● Material for the task
━━━━━━━━━━━━━━━━━━━━━━━━━━━━━━

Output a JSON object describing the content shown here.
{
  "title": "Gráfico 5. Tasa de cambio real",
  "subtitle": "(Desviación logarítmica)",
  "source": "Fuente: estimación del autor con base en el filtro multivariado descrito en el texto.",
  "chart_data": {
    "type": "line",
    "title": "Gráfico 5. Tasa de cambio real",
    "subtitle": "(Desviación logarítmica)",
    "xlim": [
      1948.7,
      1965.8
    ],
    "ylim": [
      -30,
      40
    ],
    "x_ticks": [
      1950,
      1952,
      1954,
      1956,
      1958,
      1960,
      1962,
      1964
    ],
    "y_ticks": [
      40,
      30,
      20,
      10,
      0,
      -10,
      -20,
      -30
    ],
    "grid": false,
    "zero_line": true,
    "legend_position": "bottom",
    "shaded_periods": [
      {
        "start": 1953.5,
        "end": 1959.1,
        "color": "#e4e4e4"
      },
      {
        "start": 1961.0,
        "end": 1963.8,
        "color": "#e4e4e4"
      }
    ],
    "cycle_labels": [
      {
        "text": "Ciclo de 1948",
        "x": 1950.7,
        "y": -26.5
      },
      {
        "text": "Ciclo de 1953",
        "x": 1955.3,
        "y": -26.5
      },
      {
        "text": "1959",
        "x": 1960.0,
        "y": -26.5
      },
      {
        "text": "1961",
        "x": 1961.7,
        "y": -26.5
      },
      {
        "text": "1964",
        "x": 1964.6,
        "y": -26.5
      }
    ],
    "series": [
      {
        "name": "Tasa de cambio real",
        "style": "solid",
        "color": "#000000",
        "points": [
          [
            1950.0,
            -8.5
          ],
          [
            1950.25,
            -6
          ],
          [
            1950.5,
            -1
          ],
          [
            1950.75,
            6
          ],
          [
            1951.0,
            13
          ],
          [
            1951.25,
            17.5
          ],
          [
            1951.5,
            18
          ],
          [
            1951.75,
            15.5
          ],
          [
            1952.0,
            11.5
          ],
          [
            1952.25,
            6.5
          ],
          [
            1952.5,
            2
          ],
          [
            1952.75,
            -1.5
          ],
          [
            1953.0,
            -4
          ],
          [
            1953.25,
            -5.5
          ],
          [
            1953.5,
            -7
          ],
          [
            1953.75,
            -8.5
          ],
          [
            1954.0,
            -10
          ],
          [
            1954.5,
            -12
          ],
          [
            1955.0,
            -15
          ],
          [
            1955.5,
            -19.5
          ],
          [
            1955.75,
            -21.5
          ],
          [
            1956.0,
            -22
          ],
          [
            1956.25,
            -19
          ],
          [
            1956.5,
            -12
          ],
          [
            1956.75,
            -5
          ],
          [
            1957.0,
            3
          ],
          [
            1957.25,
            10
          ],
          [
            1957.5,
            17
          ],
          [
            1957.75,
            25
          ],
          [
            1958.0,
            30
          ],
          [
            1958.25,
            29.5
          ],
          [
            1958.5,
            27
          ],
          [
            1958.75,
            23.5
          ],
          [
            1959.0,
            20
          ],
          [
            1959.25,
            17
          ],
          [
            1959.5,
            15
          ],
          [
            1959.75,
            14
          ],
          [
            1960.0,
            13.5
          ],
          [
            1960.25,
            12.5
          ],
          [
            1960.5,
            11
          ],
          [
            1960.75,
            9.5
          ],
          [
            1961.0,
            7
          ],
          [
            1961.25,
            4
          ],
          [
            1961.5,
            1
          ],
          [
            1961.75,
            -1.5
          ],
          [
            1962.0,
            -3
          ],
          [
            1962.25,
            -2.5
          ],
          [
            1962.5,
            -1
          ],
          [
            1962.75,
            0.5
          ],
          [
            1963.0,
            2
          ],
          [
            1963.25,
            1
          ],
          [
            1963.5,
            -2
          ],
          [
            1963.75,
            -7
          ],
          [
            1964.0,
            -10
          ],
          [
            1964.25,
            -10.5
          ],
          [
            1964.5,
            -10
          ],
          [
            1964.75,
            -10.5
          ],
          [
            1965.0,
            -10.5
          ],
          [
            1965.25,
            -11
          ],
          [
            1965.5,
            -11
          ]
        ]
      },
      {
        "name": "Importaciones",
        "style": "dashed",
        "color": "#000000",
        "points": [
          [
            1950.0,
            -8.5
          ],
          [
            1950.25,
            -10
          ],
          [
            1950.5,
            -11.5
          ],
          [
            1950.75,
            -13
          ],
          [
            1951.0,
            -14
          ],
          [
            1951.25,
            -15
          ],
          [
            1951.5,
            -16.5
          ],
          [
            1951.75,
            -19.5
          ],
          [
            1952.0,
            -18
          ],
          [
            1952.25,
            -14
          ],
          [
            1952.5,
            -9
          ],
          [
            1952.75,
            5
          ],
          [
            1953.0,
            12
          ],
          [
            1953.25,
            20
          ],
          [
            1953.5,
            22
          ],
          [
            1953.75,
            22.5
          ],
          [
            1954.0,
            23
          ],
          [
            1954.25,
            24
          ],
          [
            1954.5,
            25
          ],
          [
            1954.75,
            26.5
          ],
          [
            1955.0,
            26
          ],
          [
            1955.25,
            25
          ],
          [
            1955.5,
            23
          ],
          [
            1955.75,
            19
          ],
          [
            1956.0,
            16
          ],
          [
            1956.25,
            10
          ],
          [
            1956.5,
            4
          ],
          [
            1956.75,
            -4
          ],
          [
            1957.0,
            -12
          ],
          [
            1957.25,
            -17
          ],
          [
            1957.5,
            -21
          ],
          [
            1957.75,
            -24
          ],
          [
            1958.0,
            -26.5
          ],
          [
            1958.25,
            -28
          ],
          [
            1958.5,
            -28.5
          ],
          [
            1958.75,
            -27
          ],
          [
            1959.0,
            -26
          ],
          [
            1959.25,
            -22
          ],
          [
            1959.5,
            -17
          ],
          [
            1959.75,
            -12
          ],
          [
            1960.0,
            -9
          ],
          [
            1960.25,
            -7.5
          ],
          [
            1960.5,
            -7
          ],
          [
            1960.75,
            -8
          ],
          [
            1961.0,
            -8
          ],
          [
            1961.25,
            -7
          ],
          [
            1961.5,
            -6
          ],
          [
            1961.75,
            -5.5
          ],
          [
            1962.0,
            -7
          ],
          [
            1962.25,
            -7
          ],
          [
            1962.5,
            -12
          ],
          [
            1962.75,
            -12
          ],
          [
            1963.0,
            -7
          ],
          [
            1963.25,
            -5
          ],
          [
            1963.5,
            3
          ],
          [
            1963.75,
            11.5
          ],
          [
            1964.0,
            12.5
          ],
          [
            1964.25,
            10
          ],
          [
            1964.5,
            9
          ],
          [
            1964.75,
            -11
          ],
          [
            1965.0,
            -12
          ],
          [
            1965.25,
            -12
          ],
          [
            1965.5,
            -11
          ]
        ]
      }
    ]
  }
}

━━━━━━━━━━━━━━━━━━━━━━━━━━━━━━

Print every record above exactly as written.

● Exercise output
Output a JSON object describing the content shown here.
{
  "title": "Gráfico 5. Tasa de cambio real",
  "subtitle": "(Desviación logarítmica)",
  "source": "Fuente: estimación del autor con base en el filtro multivariado descrito en el texto.",
  "chart_data": {
    "type": "line",
    "title": "Gráfico 5. Tasa de cambio real",
    "subtitle": "(Desviación logarítmica)",
    "xlim": [
      1948.7,
      1965.8
    ],
    "ylim": [
      -30,
      40
    ],
    "x_ticks": [
      1950,
      1952,
      1954,
      1956,
      1958,
      1960,
      1962,
      1964
    ],
    "y_ticks": [
      40,
      30,
      20,
      10,
      0,
      -10,
      -20,
      -30
    ],
    "grid": false,
    "zero_line": true,
    "legend_position": "bottom",
    "shaded_periods": [
      {
        "start": 1953.5,
        "end": 1959.1,
        "color": "#e4e4e4"
      },
      {
        "start": 1961.0,
        "end": 1963.8,
        "color": "#e4e4e4"
      }
    ],
    "cycle_labels": [
      {
        "text": "Ciclo de 1948",
        "x": 1950.7,
        "y": -26.5
      },
      {
        "text": "Ciclo de 1953",
        "x": 1955.3,
        "y": -26.5
      },
      {
        "text": "1959",
        "x": 1960.0,
        "y": -26.5
      },
      {
        "text": "1961",
        "x": 1961.7,
        "y": -26.5
      },
      {
        "text": "1964",
        "x": 1964.6,
        "y": -26.5
      }
    ],
    "series": [
      {
        "name": "Tasa de cambio real",
        "style": "solid",
        "color": "#000000",
        "points": [
          [
            1950.0,
            -8.5
          ],
          [
            1950.25,
            -6
          ],
          [
            1950.5,
            -1
          ],
          [
            1950.75,
            6
          ],
          [
            1951.0,
            13
          ],
          [
            1951.25,
            17.5
          ],
          [
            1951.5,
            18
          ],
          [
            1951.75,
            15.5
          ],
          [
            1952.0,
            11.5
          ],
          [
            1952.25,
            6.5
          ],
          [
            1952.5,
            2
          ],
          [
            1952.75,
            -1.5
          ],
          [
            1953.0,
            -4
          ],
          [
            1953.25,
            -5.5
          ],
          [
            1953.5,
            -7
          ],
          [
            1953.75,
            -8.5
          ],
          [
            1954.0,
            -10
          ],
          [
            1954.5,
            -12
          ],
          [
            1955.0,
            -15
          ],
          [
            1955.5,
            -19.5
          ],
          [
            1955.75,
            -21.5
          ],
          [
            1956.0,
            -22
          ],
          [
            1956.25,
            -19
          ],
          [
            1956.5,
            -12
          ],
          [
            1956.75,
            -5
          ],
          [
            1957.0,
            3
          ],
          [
            1957.25,
            10
          ],
          [
            1957.5,
            17
          ],
          [
            1957.75,
            25
          ],
          [
            1958.0,
            30
          ],
          [
            1958.25,
            29.5
          ],
          [
            1958.5,
            27
          ],
          [
            1958.75,
            23.5
          ],
          [
            1959.0,
            20
          ],
          [
            1959.25,
            17
          ],
          [
            1959.5,
            15
          ],
          [
            1959.75,
            14
          ],
          [
            1960.0,
            13.5
          ],
          [
            1960.25,
            12.5
          ],
          [
            1960.5,
            11
          ],
          [
            1960.75,
            9.5
          ],
          [
            1961.0,
            7
          ],
          [
            1961.25,
            4
          ],
          [
            1961.5,
            1
          ],
          [
            1961.75,
            -1.5
          ],
          [
            1962.0,
            -3
          ],
          [
            1962.25,
            -2.5
          ],
          [
            1962.5,
            -1
          ],
          [
            1962.75,
            0.5
          ],
          [
            1963.0,
            2
          ],
          [
            1963.25,
            1
          ],
          [
            1963.5,
            -2
          ],
          [
            1963.75,
            -7
          ],
          [
            1964.0,
            -10
          ],
          [
            1964.25,
            -10.5
          ],
          [
            1964.5,
            -10
          ],
          [
            1964.75,
            -10.5
          ],
          [
            1965.0,
            -10.5
          ],
          [
            1965.25,
            -11
          ],
          [
            1965.5,
            -11
          ]
        ]
      },
      {
        "name": "Importaciones",
        "style": "dashed",
        "color": "#000000",
        "points": [
          [
            1950.0,
            -8.5
          ],
          [
            1950.25,
            -10
          ],
          [
            1950.5,
            -11.5
          ],
          [
            1950.75,
            -13
          ],
          [
            1951.0,
            -14
          ],
          [
            1951.25,
            -15
          ],
          [
            1951.5,
            -16.5
          ],
          [
            1951.75,
            -19.5
          ],
          [
            1952.0,
            -18
          ],
          [
            1952.25,
            -14
          ],
          [
            1952.5,
            -9
          ],
          [
            1952.75,
            5
          ],
          [
            1953.0,
            12
          ],
          [
            1953.25,
            20
          ],
          [
            1953.5,
            22
          ],
          [
            1953.75,
            22.5
          ],
          [
            1954.0,
            23
          ],
          [
            1954.25,
            24
          ],
          [
            1954.5,
            25
          ],
          [
            1954.75,
            26.5
          ],
          [
            1955.0,
            26
          ],
          [
            1955.25,
            25
          ],
          [
            1955.5,
            23
          ],
          [
            1955.75,
            19
          ],
          [
            1956.0,
            16
          ],
          [
            1956.25,
            10
          ],
          [
            1956.5,
            4
          ],
          [
            1956.75,
            -4
          ],
          [
            1957.0,
            -12
          ],
          [
            1957.25,
            -17
          ],
          [
            1957.5,
            -21
          ],
          [
            1957.75,
            -24
          ],
          [
            1958.0,
            -26.5
          ],
          [
            1958.25,
            -28
          ],
          [
            1958.5,
            -28.5
          ],
          [
            1958.75,
            -27
          ],
          [
            1959.0,
            -26
          ],
          [
            1959.25,
            -22
          ],
          [
            1959.5,
            -17
          ],
          [
            1959.75,
            -12
          ],
          [
            1960.0,
            -9
          ],
          [
            1960.25,
            -7.5
          ],
          [
            1960.5,
            -7
          ],
          [
            1960.75,
            -8
          ],
          [
            1961.0,
            -8
          ],
          [
            1961.25,
            -7
          ],
          [
            1961.5,
            -6
          ],
          [
            1961.75,
            -5.5
          ],
          [
            1962.0,
            -7
          ],
          [
            1962.25,
            -7
          ],
          [
            1962.5,
            -12
          ],
          [
            1962.75,
            -12
          ],
          [
            1963.0,
            -7
          ],
          [
            1963.25,
            -5
          ],
          [
            1963.5,
            3
          ],
          [
            1963.75,
            11.5
          ],
          [
            1964.0,
            12.5
          ],
          [
            1964.25,
            10
          ],
          [
            1964.5,
            9
          ],
          [
            1964.75,
            -11
          ],
          [
            1965.0,
            -12
          ],
          [
            1965.25,
            -12
          ],
          [
            1965.5,
            -11
          ]
        ]
      }
    ]
  }
}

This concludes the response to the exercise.